#### [Items listed in a dataset]
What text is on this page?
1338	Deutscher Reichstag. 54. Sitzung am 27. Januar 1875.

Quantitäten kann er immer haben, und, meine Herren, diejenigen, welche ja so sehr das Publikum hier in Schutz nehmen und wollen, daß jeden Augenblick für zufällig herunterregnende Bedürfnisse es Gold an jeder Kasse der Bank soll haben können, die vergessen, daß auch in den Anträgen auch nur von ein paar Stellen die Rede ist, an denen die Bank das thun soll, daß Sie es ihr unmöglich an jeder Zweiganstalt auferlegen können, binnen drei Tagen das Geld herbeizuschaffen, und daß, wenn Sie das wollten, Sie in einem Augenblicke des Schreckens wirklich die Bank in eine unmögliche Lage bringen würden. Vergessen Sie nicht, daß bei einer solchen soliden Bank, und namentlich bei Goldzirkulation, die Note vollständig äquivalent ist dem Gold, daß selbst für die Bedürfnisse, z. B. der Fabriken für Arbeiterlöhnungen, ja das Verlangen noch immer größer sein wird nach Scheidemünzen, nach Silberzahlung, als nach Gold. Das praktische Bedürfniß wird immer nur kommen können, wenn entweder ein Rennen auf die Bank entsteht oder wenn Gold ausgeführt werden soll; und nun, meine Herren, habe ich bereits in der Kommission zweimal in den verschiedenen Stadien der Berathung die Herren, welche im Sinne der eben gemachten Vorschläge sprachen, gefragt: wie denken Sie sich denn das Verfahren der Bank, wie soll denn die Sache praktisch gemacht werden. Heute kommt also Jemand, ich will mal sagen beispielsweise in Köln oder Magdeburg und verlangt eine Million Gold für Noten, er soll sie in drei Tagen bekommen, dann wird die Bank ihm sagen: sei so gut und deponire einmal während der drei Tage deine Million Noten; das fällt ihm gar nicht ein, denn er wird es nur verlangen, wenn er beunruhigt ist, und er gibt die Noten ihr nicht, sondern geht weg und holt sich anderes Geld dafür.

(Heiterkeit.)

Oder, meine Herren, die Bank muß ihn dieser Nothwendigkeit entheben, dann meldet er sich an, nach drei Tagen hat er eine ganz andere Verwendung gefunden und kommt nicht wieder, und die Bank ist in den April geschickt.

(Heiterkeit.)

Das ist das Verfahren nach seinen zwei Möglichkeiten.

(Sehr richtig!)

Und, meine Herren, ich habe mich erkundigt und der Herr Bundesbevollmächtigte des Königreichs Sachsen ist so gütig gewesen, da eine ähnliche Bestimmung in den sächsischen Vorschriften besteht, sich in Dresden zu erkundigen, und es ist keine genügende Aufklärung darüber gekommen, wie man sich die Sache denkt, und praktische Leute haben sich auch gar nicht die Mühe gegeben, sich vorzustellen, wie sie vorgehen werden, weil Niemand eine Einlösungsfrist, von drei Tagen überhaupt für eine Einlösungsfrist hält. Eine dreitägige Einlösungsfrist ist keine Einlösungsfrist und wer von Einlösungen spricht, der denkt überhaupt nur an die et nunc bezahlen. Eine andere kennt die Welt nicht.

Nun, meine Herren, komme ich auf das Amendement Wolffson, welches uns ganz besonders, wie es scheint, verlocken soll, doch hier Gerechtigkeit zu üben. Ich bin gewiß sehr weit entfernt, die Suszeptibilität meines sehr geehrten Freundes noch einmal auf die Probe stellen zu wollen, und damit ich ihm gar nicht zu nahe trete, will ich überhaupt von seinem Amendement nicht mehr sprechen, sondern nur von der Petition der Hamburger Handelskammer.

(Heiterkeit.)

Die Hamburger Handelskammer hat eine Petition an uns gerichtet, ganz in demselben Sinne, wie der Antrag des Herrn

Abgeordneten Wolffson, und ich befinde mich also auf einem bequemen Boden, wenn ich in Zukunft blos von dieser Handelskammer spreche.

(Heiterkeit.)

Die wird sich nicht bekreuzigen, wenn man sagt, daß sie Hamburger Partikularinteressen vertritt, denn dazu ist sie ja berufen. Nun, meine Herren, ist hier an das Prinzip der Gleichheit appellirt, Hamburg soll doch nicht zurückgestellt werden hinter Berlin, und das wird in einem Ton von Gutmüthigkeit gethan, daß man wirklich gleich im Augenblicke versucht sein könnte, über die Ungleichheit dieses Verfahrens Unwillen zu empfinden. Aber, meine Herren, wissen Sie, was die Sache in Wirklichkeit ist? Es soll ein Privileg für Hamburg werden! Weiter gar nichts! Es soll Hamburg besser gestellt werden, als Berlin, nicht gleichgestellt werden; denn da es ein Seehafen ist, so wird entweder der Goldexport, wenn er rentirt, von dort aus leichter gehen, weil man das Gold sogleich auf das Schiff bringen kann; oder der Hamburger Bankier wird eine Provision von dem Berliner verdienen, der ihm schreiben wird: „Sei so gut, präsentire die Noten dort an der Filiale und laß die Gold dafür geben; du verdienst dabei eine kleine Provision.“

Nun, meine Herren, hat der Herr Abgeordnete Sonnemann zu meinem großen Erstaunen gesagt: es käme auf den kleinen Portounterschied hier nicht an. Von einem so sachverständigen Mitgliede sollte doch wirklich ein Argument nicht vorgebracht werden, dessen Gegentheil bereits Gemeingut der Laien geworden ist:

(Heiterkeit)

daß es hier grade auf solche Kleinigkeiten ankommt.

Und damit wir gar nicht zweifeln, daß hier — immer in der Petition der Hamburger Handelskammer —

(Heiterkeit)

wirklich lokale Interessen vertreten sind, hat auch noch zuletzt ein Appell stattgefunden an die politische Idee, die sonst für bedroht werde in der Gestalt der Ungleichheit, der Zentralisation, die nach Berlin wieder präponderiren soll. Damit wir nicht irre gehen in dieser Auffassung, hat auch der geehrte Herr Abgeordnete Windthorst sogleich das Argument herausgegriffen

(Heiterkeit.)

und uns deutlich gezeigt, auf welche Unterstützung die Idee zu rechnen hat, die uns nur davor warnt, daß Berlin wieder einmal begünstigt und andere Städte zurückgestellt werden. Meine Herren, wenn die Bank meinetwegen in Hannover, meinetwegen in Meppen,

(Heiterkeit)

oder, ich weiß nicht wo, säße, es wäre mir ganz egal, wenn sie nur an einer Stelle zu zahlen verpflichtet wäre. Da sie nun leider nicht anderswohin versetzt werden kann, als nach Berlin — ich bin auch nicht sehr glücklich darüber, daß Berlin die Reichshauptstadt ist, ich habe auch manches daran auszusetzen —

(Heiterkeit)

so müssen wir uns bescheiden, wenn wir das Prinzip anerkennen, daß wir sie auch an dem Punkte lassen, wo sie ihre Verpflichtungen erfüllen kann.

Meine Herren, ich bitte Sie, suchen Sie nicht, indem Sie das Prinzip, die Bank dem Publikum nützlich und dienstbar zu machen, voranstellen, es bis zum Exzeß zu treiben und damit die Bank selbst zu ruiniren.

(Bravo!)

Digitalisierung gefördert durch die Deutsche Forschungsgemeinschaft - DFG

#### [Job]
Every entry should be output exactly as written, please.

#### [In response]
What text is on this page?
1338	Deutscher Reichstag. 54. Sitzung am 27. Januar 1875.

Quantitäten kann er immer haben, und, meine Herren, diejenigen, welche ja so sehr das Publikum hier in Schutz nehmen und wollen, daß jeden Augenblick für zufällig herunterregnende Bedürfnisse es Gold an jeder Kasse der Bank soll haben können, die vergessen, daß auch in den Anträgen auch nur von ein paar Stellen die Rede ist, an denen die Bank das thun soll, daß Sie es ihr unmöglich an jeder Zweiganstalt auferlegen können, binnen drei Tagen das Geld herbeizuschaffen, und daß, wenn Sie das wollten, Sie in einem Augenblicke des Schreckens wirklich die Bank in eine unmögliche Lage bringen würden. Vergessen Sie nicht, daß bei einer solchen soliden Bank, und namentlich bei Goldzirkulation, die Note vollständig äquivalent ist dem Gold, daß selbst für die Bedürfnisse, z. B. der Fabriken für Arbeiterlöhnungen, ja das Verlangen noch immer größer sein wird nach Scheidemünzen, nach Silberzahlung, als nach Gold. Das praktische Bedürfniß wird immer nur kommen können, wenn entweder ein Rennen auf die Bank entsteht oder wenn Gold ausgeführt werden soll; und nun, meine Herren, habe ich bereits in der Kommission zweimal in den verschiedenen Stadien der Berathung die Herren, welche im Sinne der eben gemachten Vorschläge sprachen, gefragt: wie denken Sie sich denn das Verfahren der Bank, wie soll denn die Sache praktisch gemacht werden. Heute kommt also Jemand, ich will mal sagen beispielsweise in Köln oder Magdeburg und verlangt eine Million Gold für Noten, er soll sie in drei Tagen bekommen, dann wird die Bank ihm sagen: sei so gut und deponire einmal während der drei Tage deine Million Noten; das fällt ihm gar nicht ein, denn er wird es nur verlangen, wenn er beunruhigt ist, und er gibt die Noten ihr nicht, sondern geht weg und holt sich anderes Geld dafür.

(Heiterkeit.)

Oder, meine Herren, die Bank muß ihn dieser Nothwendigkeit entheben, dann meldet er sich an, nach drei Tagen hat er eine ganz andere Verwendung gefunden und kommt nicht wieder, und die Bank ist in den April geschickt.

(Heiterkeit.)

Das ist das Verfahren nach seinen zwei Möglichkeiten.

(Sehr richtig!)

Und, meine Herren, ich habe mich erkundigt und der Herr Bundesbevollmächtigte des Königreichs Sachsen ist so gütig gewesen, da eine ähnliche Bestimmung in den sächsischen Vorschriften besteht, sich in Dresden zu erkundigen, und es ist keine genügende Aufklärung darüber gekommen, wie man sich die Sache denkt, und praktische Leute haben sich auch gar nicht die Mühe gegeben, sich vorzustellen, wie sie vorgehen werden, weil Niemand eine Einlösungsfrist, von drei Tagen überhaupt für eine Einlösungsfrist hält. Eine dreitägige Einlösungsfrist ist keine Einlösungsfrist und wer von Einlösungen spricht, der denkt überhaupt nur an die et nunc bezahlen. Eine andere kennt die Welt nicht.

Nun, meine Herren, komme ich auf das Amendement Wolffson, welches uns ganz besonders, wie es scheint, verlocken soll, doch hier Gerechtigkeit zu üben. Ich bin gewiß sehr weit entfernt, die Suszeptibilität meines sehr geehrten Freundes noch einmal auf die Probe stellen zu wollen, und damit ich ihm gar nicht zu nahe trete, will ich überhaupt von seinem Amendement nicht mehr sprechen, sondern nur von der Petition der Hamburger Handelskammer.

(Heiterkeit.)

Die Hamburger Handelskammer hat eine Petition an uns gerichtet, ganz in demselben Sinne, wie der Antrag des Herrn

Abgeordneten Wolffson, und ich befinde mich also auf einem bequemen Boden, wenn ich in Zukunft blos von dieser Handelskammer spreche.

(Heiterkeit.)

Die wird sich nicht bekreuzigen, wenn man sagt, daß sie Hamburger Partikularinteressen vertritt, denn dazu ist sie ja berufen. Nun, meine Herren, ist hier an das Prinzip der Gleichheit appellirt, Hamburg soll doch nicht zurückgestellt werden hinter Berlin, und das wird in einem Ton von Gutmüthigkeit gethan, daß man wirklich gleich im Augenblicke versucht sein könnte, über die Ungleichheit dieses Verfahrens Unwillen zu empfinden. Aber, meine Herren, wissen Sie, was die Sache in Wirklichkeit ist? Es soll ein Privileg für Hamburg werden! Weiter gar nichts! Es soll Hamburg besser gestellt werden, als Berlin, nicht gleichgestellt werden; denn da es ein Seehafen ist, so wird entweder der Goldexport, wenn er rentirt, von dort aus leichter gehen, weil man das Gold sogleich auf das Schiff bringen kann; oder der Hamburger Bankier wird eine Provision von dem Berliner verdienen, der ihm schreiben wird: „Sei so gut, präsentire die Noten dort an der Filiale und laß die Gold dafür geben; du verdienst dabei eine kleine Provision.“

Nun, meine Herren, hat der Herr Abgeordnete Sonnemann zu meinem großen Erstaunen gesagt: es käme auf den kleinen Portounterschied hier nicht an. Von einem so sachverständigen Mitgliede sollte doch wirklich ein Argument nicht vorgebracht werden, dessen Gegentheil bereits Gemeingut der Laien geworden ist:

(Heiterkeit)

daß es hier grade auf solche Kleinigkeiten ankommt.

Und damit wir gar nicht zweifeln, daß hier — immer in der Petition der Hamburger Handelskammer —

(Heiterkeit)

wirklich lokale Interessen vertreten sind, hat auch noch zuletzt ein Appell stattgefunden an die politische Idee, die sonst für bedroht werde in der Gestalt der Ungleichheit, der Zentralisation, die nach Berlin wieder präponderiren soll. Damit wir nicht irre gehen in dieser Auffassung, hat auch der geehrte Herr Abgeordnete Windthorst sogleich das Argument herausgegriffen

(Heiterkeit.)

und uns deutlich gezeigt, auf welche Unterstützung die Idee zu rechnen hat, die uns nur davor warnt, daß Berlin wieder einmal begünstigt und andere Städte zurückgestellt werden. Meine Herren, wenn die Bank meinetwegen in Hannover, meinetwegen in Meppen,

(Heiterkeit)

oder, ich weiß nicht wo, säße, es wäre mir ganz egal, wenn sie nur an einer Stelle zu zahlen verpflichtet wäre. Da sie nun leider nicht anderswohin versetzt werden kann, als nach Berlin — ich bin auch nicht sehr glücklich darüber, daß Berlin die Reichshauptstadt ist, ich habe auch manches daran auszusetzen —

(Heiterkeit)

so müssen wir uns bescheiden, wenn wir das Prinzip anerkennen, daß wir sie auch an dem Punkte lassen, wo sie ihre Verpflichtungen erfüllen kann.

Meine Herren, ich bitte Sie, suchen Sie nicht, indem Sie das Prinzip, die Bank dem Publikum nützlich und dienstbar zu machen, voranstellen, es bis zum Exzeß zu treiben und damit die Bank selbst zu ruiniren.

(Bravo!)

Digitalisierung gefördert durch die Deutsche Forschungsgemeinschaft - DFG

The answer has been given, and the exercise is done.